━━ Data supplied ━━

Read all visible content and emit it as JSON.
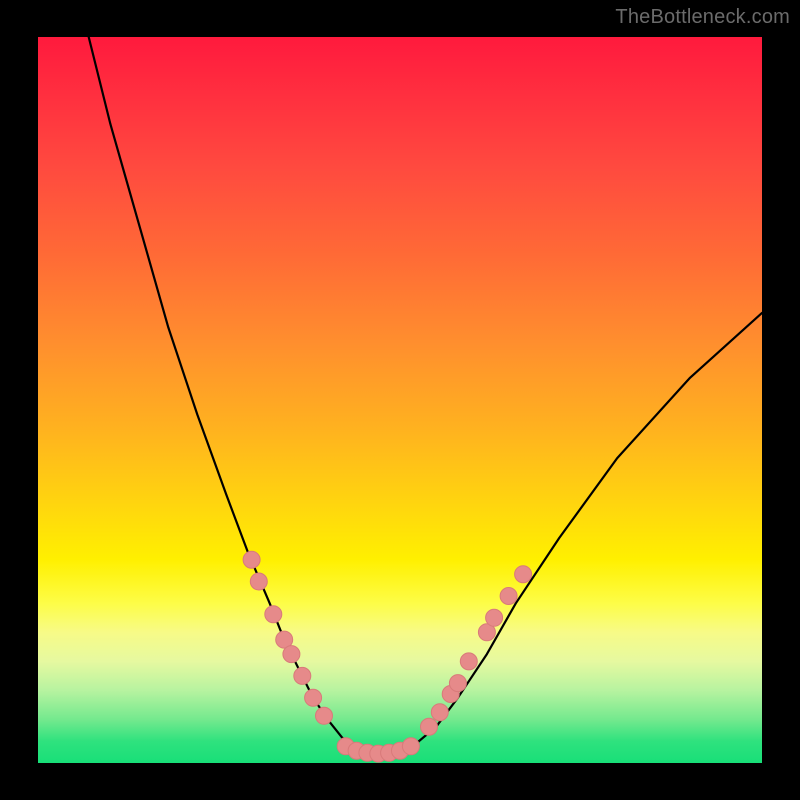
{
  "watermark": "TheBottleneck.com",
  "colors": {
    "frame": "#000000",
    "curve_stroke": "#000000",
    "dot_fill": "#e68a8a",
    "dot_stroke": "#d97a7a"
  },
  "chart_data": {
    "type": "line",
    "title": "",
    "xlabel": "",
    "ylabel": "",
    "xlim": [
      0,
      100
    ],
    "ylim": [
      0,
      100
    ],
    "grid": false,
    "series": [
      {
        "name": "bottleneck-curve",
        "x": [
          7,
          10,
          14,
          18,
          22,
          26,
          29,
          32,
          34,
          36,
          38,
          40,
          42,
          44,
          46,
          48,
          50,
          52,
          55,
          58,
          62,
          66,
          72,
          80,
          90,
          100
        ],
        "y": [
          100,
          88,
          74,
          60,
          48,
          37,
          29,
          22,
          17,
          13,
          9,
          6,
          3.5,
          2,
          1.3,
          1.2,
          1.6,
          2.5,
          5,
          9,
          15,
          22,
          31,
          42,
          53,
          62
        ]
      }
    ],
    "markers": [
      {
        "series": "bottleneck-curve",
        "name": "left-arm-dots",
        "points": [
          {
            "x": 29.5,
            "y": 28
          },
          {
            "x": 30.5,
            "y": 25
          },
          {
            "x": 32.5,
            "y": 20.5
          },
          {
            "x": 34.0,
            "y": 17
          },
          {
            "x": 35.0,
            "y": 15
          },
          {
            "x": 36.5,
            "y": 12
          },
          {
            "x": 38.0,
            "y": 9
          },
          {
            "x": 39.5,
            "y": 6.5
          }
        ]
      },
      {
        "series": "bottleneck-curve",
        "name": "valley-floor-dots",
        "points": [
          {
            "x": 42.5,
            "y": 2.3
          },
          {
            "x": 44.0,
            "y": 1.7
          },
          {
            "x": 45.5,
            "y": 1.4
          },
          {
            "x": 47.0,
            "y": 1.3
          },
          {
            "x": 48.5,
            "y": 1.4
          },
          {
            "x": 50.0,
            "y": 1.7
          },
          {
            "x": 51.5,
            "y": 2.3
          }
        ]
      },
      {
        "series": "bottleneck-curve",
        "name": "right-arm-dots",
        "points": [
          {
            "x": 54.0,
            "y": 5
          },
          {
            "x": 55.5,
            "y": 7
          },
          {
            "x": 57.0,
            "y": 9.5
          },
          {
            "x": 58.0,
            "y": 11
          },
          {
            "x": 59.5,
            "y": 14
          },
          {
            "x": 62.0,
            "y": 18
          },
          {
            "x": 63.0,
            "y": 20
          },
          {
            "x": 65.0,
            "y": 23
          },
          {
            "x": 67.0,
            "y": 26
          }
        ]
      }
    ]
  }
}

━━━

**The exercise:**
Reproduce every line of the listing above in which the string "name" appears.

**Right answer:**
        "name": "bottleneck-curve",
        "name": "left-arm-dots",
        "name": "valley-floor-dots",
        "name": "right-arm-dots",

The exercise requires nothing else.